_Objective_
Repeat the data below exactly, from its first line through the line that contains "legend-label-wjets-3: W+jets bbox=[207, 160, 241, 172]", including both of those lines.

_Task data_
━━━━

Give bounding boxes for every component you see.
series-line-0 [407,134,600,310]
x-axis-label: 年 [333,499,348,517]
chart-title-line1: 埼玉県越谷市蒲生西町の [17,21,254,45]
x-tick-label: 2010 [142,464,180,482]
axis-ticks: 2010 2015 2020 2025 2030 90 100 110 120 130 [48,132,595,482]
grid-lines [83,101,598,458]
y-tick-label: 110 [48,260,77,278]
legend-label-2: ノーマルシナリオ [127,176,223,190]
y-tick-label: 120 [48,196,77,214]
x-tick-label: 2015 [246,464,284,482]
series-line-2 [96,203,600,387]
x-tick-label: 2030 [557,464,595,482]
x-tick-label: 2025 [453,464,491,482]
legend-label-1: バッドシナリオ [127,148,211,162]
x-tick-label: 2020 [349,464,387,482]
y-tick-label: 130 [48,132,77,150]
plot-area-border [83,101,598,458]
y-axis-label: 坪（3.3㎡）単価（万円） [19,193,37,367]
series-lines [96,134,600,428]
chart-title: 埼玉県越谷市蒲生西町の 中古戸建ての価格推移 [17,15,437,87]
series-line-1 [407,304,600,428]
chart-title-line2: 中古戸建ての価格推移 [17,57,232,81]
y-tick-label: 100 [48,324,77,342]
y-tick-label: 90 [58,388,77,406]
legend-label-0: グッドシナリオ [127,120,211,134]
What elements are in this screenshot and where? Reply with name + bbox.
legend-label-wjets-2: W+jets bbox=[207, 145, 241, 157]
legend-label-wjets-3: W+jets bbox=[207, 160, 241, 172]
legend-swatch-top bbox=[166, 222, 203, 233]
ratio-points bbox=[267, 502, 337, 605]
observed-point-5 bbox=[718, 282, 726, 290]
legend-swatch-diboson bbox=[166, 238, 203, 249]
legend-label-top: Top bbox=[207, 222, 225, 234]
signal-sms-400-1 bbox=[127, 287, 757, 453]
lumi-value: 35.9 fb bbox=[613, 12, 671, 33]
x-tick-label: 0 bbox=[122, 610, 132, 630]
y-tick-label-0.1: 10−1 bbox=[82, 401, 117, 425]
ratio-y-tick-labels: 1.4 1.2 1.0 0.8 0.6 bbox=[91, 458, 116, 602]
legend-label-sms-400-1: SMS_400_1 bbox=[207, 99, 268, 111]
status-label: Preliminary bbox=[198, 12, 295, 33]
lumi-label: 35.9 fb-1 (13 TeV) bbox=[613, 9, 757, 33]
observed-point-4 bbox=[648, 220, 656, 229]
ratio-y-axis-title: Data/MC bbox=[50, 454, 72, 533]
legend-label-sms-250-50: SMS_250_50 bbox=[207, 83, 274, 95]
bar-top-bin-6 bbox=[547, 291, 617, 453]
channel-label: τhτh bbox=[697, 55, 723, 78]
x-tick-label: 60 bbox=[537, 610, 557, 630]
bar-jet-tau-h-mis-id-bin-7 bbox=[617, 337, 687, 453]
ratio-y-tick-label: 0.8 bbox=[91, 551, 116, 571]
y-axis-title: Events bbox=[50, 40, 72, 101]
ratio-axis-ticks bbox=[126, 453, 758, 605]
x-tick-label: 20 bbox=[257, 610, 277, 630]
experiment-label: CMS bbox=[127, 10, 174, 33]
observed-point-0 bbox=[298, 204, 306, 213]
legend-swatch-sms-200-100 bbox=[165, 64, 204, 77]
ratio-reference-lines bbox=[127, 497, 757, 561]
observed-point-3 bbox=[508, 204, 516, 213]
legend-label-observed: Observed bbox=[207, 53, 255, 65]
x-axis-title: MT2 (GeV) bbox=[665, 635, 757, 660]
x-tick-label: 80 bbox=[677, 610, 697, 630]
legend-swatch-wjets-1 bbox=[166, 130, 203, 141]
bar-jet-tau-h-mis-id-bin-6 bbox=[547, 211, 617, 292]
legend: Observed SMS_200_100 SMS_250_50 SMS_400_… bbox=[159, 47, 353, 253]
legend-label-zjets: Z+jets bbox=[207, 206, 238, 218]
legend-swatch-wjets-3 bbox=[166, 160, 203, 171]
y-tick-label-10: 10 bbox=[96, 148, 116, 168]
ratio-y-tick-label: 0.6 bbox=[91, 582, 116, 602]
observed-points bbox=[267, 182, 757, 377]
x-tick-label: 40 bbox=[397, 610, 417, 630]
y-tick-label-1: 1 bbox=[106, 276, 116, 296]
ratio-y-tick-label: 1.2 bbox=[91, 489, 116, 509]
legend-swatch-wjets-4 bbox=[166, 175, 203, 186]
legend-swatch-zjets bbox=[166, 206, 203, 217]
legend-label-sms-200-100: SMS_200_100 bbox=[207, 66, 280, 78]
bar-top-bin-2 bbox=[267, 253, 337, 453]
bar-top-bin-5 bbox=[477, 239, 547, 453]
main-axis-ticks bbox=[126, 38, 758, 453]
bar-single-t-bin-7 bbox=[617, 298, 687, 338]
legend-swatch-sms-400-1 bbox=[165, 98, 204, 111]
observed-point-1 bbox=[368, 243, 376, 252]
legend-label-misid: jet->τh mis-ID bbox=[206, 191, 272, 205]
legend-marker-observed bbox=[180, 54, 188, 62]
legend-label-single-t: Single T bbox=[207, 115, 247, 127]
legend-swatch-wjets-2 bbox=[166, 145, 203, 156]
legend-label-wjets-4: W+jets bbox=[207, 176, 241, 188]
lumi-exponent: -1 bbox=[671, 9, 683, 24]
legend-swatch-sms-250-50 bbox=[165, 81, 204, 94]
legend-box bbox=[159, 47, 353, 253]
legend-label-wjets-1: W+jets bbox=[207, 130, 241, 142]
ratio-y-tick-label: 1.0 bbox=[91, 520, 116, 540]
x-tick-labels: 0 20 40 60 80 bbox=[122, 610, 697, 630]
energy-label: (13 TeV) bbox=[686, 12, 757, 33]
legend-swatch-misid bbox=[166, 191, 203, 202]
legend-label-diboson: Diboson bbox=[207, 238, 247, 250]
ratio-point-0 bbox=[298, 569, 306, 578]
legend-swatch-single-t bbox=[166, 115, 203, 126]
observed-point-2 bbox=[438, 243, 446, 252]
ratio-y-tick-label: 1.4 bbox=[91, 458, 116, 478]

━━━━

_The answer_
Give bounding boxes for every component you see.
series-line-0 [407,134,600,310]
x-axis-label: 年 [333,499,348,517]
chart-title-line1: 埼玉県越谷市蒲生西町の [17,21,254,45]
x-tick-label: 2010 [142,464,180,482]
axis-ticks: 2010 2015 2020 2025 2030 90 100 110 120 130 [48,132,595,482]
grid-lines [83,101,598,458]
y-tick-label: 110 [48,260,77,278]
legend-label-2: ノーマルシナリオ [127,176,223,190]
y-tick-label: 120 [48,196,77,214]
x-tick-label: 2015 [246,464,284,482]
series-line-2 [96,203,600,387]
x-tick-label: 2030 [557,464,595,482]
x-tick-label: 2025 [453,464,491,482]
legend-label-1: バッドシナリオ [127,148,211,162]
x-tick-label: 2020 [349,464,387,482]
y-tick-label: 130 [48,132,77,150]
plot-area-border [83,101,598,458]
y-axis-label: 坪（3.3㎡）単価（万円） [19,193,37,367]
series-lines [96,134,600,428]
chart-title: 埼玉県越谷市蒲生西町の 中古戸建ての価格推移 [17,15,437,87]
series-line-1 [407,304,600,428]
chart-title-line2: 中古戸建ての価格推移 [17,57,232,81]
y-tick-label: 100 [48,324,77,342]
y-tick-label: 90 [58,388,77,406]
legend-label-0: グッドシナリオ [127,120,211,134]
What elements are in this screenshot and where? Reply with name + bbox.
legend-label-wjets-2: W+jets bbox=[207, 145, 241, 157]
legend-label-wjets-3: W+jets bbox=[207, 160, 241, 172]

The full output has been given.